● **Goal**: From the records below, pull each line that has "text".

● **Exercise material**:
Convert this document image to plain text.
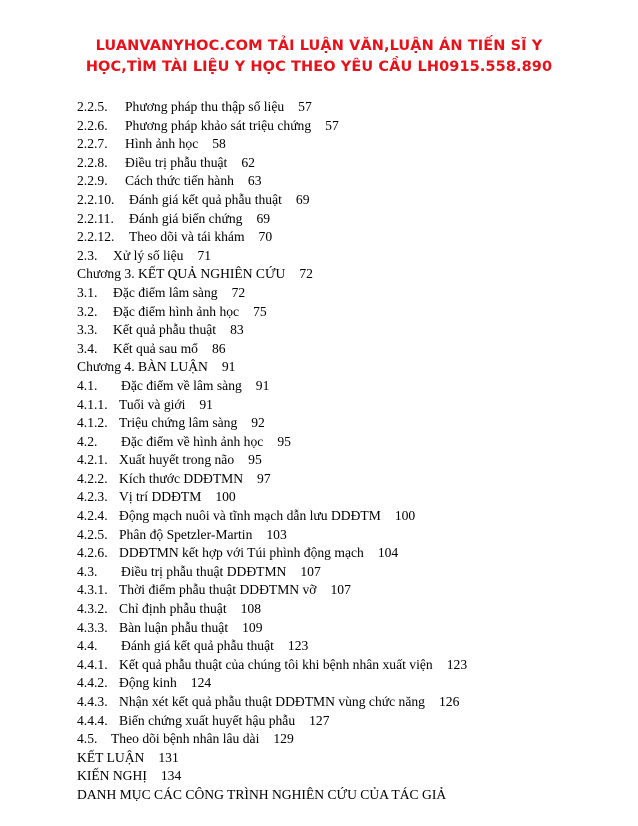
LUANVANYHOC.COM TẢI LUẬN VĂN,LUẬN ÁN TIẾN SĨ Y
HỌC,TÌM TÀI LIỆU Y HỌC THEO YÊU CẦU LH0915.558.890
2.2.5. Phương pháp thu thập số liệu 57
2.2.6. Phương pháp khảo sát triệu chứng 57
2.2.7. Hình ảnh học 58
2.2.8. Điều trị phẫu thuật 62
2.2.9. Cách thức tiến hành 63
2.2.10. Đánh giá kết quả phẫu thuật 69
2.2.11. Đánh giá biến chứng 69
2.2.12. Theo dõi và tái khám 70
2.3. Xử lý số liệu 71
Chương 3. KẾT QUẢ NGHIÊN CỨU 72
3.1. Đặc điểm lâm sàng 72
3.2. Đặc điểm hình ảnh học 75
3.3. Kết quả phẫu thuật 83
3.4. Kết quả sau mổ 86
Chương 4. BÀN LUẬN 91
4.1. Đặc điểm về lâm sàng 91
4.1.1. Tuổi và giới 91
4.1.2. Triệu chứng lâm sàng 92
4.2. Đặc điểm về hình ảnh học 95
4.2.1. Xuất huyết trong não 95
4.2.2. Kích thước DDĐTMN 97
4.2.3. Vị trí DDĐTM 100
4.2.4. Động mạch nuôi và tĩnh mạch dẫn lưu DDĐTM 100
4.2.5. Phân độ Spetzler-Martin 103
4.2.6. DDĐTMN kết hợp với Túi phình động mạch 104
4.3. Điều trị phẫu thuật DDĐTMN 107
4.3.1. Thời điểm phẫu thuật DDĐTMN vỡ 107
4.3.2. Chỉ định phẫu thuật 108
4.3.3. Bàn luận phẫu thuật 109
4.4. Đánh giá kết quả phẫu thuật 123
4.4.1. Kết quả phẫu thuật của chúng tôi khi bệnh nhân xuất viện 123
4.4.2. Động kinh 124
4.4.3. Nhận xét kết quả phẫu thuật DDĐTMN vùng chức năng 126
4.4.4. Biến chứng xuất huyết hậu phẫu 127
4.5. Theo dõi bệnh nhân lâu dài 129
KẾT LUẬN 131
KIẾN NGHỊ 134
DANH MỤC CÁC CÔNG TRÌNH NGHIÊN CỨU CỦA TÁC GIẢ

---

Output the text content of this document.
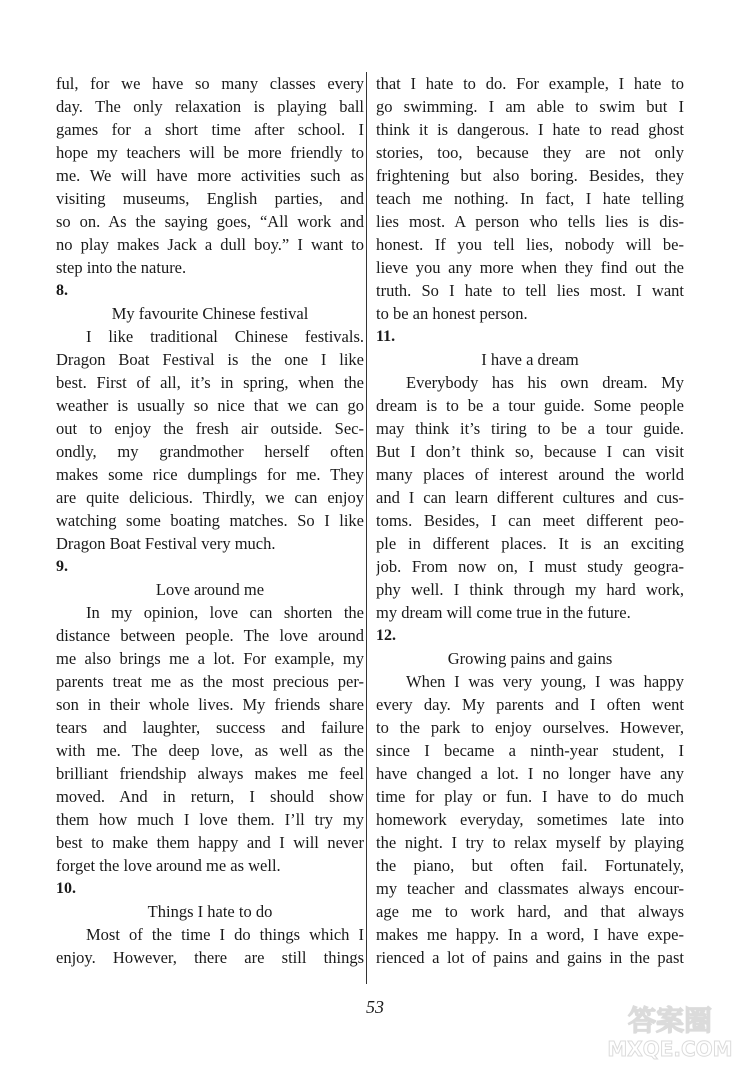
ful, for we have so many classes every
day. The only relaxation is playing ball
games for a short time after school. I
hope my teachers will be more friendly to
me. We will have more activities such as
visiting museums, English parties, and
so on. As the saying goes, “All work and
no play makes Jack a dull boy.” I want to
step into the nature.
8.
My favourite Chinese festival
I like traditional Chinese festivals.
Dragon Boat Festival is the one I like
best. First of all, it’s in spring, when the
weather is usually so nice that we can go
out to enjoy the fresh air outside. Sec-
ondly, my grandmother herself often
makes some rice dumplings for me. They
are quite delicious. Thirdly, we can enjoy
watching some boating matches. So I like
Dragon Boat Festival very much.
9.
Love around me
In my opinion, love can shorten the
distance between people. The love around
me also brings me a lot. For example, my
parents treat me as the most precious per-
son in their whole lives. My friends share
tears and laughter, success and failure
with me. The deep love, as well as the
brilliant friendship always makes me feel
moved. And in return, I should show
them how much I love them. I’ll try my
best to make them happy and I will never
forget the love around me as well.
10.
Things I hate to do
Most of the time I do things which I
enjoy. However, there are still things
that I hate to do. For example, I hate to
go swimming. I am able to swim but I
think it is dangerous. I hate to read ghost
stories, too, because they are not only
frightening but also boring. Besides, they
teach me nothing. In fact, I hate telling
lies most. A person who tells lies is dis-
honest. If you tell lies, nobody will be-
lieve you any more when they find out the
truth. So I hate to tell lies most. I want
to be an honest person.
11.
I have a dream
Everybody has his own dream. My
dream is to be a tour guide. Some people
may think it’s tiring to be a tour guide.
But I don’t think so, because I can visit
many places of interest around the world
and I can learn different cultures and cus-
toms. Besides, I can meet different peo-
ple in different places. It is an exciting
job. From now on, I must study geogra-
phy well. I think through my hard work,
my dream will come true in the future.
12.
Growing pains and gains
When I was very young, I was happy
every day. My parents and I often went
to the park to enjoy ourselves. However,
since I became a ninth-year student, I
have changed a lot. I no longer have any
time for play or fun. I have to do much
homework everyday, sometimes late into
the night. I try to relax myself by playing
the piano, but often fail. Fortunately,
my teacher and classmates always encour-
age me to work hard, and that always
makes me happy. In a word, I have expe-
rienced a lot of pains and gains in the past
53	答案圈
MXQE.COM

==

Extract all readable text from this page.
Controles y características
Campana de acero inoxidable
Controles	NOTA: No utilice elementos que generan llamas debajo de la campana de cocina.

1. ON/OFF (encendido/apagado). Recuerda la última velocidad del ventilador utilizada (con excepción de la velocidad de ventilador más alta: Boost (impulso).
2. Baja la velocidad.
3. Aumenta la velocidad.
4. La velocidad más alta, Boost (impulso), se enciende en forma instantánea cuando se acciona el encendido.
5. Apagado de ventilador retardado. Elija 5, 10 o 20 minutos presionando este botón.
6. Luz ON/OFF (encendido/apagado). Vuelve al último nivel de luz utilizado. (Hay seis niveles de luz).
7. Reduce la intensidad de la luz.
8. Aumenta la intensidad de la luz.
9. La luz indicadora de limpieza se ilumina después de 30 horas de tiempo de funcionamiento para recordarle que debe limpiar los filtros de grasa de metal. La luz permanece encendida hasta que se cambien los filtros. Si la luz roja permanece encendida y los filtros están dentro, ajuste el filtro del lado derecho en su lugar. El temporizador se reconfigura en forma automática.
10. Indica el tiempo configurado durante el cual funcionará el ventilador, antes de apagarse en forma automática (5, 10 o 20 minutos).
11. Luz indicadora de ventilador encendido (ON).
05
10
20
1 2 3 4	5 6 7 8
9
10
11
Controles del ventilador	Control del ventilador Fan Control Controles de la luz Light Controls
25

● **Reply to the task**:
Convert this document image to plain text.
Output the text content of this document.
Extract all readable text from this page.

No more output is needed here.